Material to process:
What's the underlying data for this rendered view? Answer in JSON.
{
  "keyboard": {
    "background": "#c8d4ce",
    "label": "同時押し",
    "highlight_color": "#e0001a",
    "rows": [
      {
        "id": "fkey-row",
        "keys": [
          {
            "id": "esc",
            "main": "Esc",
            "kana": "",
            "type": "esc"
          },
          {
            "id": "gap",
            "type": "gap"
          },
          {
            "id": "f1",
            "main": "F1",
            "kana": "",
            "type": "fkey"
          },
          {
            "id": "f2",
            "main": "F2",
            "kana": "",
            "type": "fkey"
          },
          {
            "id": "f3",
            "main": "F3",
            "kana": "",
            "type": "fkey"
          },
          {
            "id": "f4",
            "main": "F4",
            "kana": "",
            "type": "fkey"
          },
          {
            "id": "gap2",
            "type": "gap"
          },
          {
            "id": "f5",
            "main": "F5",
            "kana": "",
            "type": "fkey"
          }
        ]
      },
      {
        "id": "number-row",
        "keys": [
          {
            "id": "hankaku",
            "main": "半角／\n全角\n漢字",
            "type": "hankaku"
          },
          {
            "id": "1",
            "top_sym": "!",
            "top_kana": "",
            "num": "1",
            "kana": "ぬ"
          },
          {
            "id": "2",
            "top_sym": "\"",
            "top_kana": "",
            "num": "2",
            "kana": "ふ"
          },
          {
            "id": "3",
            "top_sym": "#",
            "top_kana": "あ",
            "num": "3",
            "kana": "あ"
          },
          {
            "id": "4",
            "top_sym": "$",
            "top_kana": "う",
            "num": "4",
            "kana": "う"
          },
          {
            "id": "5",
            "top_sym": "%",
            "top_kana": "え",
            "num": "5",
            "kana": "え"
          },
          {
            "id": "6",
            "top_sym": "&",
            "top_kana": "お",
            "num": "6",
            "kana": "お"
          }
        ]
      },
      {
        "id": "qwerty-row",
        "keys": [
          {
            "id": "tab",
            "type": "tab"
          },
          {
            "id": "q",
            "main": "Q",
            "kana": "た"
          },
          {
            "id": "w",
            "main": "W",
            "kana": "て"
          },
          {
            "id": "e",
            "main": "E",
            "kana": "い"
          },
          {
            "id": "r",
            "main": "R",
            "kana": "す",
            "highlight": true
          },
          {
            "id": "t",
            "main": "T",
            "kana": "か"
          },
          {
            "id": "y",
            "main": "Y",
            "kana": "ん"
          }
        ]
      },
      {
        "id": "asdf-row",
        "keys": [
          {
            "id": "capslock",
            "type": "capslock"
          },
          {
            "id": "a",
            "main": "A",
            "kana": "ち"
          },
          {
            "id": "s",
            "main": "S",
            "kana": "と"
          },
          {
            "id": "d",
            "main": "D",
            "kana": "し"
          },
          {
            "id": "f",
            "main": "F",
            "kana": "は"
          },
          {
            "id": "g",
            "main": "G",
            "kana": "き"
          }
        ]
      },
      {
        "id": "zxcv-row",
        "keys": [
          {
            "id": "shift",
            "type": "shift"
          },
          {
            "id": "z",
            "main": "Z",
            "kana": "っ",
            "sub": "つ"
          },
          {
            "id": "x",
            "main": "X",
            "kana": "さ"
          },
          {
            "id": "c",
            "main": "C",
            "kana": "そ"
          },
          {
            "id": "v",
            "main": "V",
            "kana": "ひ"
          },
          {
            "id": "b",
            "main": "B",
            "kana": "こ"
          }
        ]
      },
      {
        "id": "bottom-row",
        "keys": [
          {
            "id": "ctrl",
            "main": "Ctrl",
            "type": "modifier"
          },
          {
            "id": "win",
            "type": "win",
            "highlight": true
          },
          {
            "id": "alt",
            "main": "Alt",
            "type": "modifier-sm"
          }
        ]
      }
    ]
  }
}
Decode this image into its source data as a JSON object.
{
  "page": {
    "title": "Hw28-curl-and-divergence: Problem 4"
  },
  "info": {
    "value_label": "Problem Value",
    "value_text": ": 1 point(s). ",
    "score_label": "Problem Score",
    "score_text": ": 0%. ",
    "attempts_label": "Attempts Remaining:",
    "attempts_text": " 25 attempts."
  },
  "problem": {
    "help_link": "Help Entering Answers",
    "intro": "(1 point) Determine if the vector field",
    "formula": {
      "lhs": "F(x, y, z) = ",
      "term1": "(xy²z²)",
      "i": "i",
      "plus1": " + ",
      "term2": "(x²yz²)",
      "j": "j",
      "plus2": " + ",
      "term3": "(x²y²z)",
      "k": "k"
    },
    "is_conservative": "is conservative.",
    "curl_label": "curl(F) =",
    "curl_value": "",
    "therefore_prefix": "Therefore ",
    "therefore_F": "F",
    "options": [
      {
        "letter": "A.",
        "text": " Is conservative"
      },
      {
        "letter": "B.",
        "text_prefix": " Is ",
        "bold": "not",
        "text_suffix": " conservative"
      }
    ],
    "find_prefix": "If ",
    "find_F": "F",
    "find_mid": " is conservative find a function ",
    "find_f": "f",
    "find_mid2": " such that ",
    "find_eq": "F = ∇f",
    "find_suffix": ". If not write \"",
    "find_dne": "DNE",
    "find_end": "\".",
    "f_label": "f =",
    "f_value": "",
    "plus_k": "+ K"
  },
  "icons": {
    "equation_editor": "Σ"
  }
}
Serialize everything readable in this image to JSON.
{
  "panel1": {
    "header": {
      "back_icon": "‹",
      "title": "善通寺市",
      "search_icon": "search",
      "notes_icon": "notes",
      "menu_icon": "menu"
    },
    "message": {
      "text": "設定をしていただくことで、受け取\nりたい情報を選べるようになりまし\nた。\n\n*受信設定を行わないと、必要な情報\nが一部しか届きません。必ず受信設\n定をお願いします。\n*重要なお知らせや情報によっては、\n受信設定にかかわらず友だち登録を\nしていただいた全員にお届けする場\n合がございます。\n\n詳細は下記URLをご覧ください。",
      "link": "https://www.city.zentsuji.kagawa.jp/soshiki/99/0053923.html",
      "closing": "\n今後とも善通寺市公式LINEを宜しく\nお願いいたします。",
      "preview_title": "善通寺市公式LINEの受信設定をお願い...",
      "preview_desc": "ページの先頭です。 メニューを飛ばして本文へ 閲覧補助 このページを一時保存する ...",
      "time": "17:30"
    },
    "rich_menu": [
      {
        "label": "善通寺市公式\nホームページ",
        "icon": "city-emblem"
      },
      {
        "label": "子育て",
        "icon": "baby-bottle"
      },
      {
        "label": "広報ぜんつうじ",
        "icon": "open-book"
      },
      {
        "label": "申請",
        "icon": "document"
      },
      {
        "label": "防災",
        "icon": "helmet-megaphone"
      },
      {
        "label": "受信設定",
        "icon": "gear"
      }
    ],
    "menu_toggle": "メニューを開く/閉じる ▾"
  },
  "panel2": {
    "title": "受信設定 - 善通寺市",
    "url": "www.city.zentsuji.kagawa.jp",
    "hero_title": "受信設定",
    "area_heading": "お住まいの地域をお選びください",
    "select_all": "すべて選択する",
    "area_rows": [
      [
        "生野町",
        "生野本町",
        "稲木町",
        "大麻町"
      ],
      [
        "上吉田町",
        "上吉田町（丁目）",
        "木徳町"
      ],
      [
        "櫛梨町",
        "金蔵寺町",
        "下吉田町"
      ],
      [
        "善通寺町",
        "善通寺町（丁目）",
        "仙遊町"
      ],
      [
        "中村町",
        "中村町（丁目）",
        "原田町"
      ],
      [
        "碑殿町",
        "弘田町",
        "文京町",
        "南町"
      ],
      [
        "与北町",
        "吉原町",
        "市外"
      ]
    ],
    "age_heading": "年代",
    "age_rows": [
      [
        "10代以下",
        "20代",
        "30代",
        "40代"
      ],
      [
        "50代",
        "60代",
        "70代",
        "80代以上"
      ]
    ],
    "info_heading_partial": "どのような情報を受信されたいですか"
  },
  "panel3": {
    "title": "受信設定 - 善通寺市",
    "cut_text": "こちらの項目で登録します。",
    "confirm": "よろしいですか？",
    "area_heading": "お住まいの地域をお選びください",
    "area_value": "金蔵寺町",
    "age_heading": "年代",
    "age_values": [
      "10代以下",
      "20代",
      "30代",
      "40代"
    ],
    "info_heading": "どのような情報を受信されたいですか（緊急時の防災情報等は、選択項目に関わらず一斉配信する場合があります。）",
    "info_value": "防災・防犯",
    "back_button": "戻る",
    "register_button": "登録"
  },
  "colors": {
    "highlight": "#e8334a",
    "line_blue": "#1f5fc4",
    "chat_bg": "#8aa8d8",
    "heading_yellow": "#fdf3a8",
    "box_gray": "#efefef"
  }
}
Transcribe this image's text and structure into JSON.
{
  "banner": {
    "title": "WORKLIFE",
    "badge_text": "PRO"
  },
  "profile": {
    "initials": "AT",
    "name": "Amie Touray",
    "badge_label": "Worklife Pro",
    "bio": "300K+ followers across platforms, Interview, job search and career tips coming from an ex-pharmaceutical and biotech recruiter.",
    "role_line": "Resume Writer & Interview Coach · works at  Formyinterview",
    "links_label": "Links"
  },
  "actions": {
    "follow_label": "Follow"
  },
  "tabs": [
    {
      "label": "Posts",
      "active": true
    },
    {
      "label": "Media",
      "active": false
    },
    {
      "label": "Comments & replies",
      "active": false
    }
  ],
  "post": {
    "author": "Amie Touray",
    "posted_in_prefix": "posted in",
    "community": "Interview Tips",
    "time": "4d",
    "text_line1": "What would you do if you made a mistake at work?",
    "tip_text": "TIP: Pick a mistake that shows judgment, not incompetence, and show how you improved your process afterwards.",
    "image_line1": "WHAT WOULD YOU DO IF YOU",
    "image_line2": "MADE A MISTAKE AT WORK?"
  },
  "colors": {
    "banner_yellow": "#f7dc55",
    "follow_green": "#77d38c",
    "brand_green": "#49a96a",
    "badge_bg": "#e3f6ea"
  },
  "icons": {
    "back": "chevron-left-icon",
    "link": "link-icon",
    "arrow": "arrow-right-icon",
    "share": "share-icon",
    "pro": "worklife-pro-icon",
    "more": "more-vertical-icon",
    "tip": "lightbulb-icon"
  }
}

What to work on:
List the lines of the entries that include "conservative".

Answer to the problem:
    "is_conservative": "is conservative.",
        "text": " Is conservative"
        "text_suffix": " conservative"
    "find_mid": " is conservative find a function ",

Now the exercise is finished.